Determine how many lines in these records hold "that". Only the number is wanted.

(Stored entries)
[start]
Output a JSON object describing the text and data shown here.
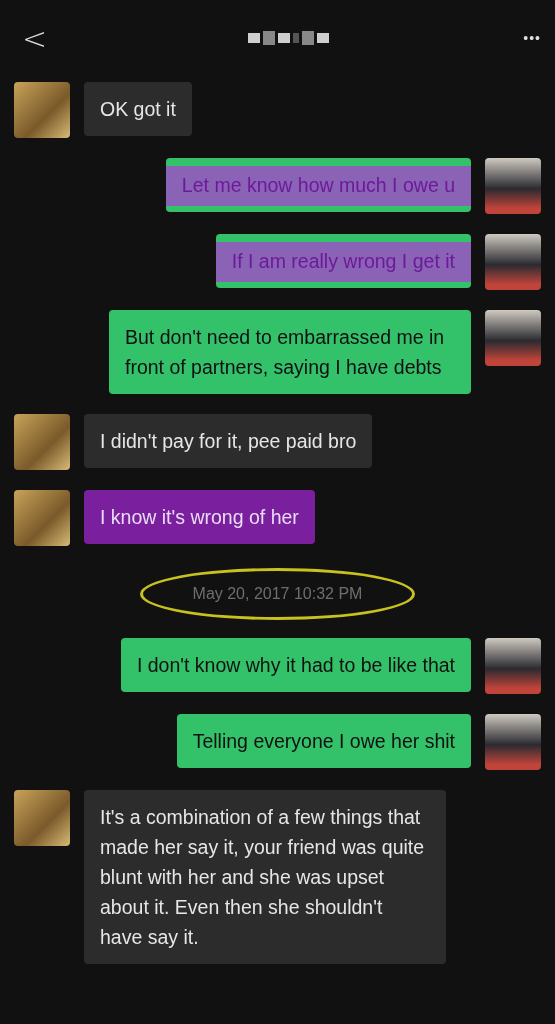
{
  "header": {
    "back": "<",
    "more": "•••"
  },
  "messages": [
    {
      "kind": "message",
      "outgoing": false,
      "highlighted": false,
      "text": "OK got it"
    },
    {
      "kind": "message",
      "outgoing": true,
      "highlighted": true,
      "text": "Let me know how much I owe u"
    },
    {
      "kind": "message",
      "outgoing": true,
      "highlighted": true,
      "text": "If I am really wrong I get it"
    },
    {
      "kind": "message",
      "outgoing": true,
      "highlighted": false,
      "text": "But don't need to embarrassed me in front of partners, saying I have debts"
    },
    {
      "kind": "message",
      "outgoing": false,
      "highlighted": false,
      "text": "I didn't pay for it, pee paid bro"
    },
    {
      "kind": "message",
      "outgoing": false,
      "highlighted": true,
      "text": "I know it's wrong of her"
    },
    {
      "kind": "timestamp",
      "circled": true,
      "text": "May 20, 2017 10:32 PM"
    },
    {
      "kind": "message",
      "outgoing": true,
      "highlighted": false,
      "text": "I don't know why it had to be like that"
    },
    {
      "kind": "message",
      "outgoing": true,
      "highlighted": false,
      "text": "Telling everyone I owe her shit"
    },
    {
      "kind": "message",
      "outgoing": false,
      "highlighted": false,
      "text": "It's a combination of a few things that made her say it, your friend was quite blunt with her and she was upset about it. Even then she shouldn't have say it."
    }
  ]
}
[end]
== Task result ==
2